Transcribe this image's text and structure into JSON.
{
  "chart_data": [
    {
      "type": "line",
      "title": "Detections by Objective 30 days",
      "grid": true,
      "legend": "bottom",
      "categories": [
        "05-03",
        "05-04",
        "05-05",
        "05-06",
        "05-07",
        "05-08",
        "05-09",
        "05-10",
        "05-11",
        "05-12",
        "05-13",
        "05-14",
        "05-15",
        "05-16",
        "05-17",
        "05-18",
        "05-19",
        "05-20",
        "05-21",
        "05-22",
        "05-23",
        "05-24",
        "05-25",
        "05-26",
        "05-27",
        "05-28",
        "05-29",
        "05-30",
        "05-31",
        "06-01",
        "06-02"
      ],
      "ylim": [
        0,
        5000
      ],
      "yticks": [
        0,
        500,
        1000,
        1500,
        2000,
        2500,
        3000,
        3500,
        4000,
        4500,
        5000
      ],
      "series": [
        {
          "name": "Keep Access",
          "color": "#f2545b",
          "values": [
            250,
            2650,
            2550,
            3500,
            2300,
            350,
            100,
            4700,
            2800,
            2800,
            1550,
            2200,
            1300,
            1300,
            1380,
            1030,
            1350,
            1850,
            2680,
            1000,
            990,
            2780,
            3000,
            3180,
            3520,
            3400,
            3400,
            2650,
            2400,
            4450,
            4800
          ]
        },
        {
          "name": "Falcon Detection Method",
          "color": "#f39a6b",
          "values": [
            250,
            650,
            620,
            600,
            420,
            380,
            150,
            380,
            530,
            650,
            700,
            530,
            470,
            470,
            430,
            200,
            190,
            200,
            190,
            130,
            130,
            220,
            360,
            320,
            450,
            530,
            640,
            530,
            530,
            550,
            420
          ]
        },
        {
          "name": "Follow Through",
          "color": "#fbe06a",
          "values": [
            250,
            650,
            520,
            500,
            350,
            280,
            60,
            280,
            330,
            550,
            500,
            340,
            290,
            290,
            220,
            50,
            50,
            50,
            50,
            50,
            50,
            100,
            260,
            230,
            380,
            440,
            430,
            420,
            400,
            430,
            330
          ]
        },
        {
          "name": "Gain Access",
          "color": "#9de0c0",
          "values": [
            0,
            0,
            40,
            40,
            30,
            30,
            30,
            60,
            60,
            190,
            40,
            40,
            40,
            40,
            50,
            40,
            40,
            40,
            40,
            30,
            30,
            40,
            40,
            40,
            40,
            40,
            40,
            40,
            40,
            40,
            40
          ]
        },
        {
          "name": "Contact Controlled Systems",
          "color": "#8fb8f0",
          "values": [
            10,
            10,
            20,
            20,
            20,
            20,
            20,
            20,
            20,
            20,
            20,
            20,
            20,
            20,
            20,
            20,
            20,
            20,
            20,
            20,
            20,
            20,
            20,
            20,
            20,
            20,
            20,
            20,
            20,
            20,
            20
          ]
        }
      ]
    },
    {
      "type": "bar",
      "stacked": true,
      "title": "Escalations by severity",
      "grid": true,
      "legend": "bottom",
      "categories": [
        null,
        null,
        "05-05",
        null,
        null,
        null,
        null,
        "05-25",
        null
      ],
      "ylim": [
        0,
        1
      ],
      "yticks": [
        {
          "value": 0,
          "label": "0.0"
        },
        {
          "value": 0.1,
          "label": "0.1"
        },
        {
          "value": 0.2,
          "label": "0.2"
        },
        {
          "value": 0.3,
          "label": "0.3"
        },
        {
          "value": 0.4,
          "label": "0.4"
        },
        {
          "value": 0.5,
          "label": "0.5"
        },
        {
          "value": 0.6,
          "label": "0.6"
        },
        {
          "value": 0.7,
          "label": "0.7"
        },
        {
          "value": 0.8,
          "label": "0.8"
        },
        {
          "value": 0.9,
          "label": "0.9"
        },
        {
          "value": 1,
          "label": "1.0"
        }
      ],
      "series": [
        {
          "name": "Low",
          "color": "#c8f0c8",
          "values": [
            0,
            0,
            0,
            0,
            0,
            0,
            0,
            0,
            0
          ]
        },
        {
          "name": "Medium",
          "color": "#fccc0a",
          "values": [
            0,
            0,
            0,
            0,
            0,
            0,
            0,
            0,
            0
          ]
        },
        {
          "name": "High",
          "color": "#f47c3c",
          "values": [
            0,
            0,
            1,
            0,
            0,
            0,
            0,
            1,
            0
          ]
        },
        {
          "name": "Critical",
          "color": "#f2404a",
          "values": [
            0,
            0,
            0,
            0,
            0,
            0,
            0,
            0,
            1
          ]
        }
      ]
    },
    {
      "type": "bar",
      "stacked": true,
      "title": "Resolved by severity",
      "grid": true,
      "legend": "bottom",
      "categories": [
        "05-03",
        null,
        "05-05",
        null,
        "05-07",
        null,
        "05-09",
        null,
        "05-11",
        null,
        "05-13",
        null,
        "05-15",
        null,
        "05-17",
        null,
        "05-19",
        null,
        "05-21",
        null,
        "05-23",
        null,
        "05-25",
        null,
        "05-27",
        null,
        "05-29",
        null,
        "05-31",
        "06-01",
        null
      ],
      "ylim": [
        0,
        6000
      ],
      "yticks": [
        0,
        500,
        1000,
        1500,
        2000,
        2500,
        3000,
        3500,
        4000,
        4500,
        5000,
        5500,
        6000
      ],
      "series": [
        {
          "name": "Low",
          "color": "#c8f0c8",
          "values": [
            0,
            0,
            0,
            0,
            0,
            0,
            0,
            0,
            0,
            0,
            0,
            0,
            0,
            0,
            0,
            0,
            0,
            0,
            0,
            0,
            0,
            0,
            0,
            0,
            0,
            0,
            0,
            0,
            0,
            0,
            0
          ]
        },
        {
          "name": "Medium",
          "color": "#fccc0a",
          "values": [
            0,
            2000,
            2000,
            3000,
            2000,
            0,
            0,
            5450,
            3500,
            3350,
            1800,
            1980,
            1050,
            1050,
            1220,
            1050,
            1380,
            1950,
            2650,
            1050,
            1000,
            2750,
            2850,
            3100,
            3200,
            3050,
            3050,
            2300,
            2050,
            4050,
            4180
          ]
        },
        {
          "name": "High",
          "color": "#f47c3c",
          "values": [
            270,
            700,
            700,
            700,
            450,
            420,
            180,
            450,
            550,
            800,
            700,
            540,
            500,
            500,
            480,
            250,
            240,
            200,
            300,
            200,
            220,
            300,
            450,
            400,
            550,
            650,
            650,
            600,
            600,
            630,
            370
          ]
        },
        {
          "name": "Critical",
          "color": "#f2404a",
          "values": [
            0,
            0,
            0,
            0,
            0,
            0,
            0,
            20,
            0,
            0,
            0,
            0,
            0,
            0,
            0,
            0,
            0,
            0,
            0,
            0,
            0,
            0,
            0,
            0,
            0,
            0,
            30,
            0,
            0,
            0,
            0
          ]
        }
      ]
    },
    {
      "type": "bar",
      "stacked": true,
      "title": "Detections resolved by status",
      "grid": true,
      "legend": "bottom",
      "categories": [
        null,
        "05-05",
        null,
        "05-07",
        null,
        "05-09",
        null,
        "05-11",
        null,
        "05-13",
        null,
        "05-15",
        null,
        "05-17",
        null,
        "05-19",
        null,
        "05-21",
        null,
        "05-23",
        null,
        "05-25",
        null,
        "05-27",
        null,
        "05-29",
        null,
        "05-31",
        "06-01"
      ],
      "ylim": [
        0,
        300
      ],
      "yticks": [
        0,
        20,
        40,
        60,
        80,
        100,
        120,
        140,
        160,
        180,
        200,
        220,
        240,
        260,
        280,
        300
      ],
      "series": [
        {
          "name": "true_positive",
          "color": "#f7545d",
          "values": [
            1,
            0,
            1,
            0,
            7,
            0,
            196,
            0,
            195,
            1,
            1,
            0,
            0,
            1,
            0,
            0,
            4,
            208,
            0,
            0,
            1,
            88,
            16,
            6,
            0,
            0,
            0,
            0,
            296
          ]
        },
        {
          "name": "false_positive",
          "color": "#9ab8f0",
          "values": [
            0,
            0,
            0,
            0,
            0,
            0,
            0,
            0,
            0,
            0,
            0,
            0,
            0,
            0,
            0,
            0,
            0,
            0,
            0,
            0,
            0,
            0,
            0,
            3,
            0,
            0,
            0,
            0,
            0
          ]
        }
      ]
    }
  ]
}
= = = = =
> _Written instruction_: Using the records above, select and copy every line that has the word "severity".

> _Result for this exercise_:
      "title": "Escalations by severity",
      "title": "Resolved by severity",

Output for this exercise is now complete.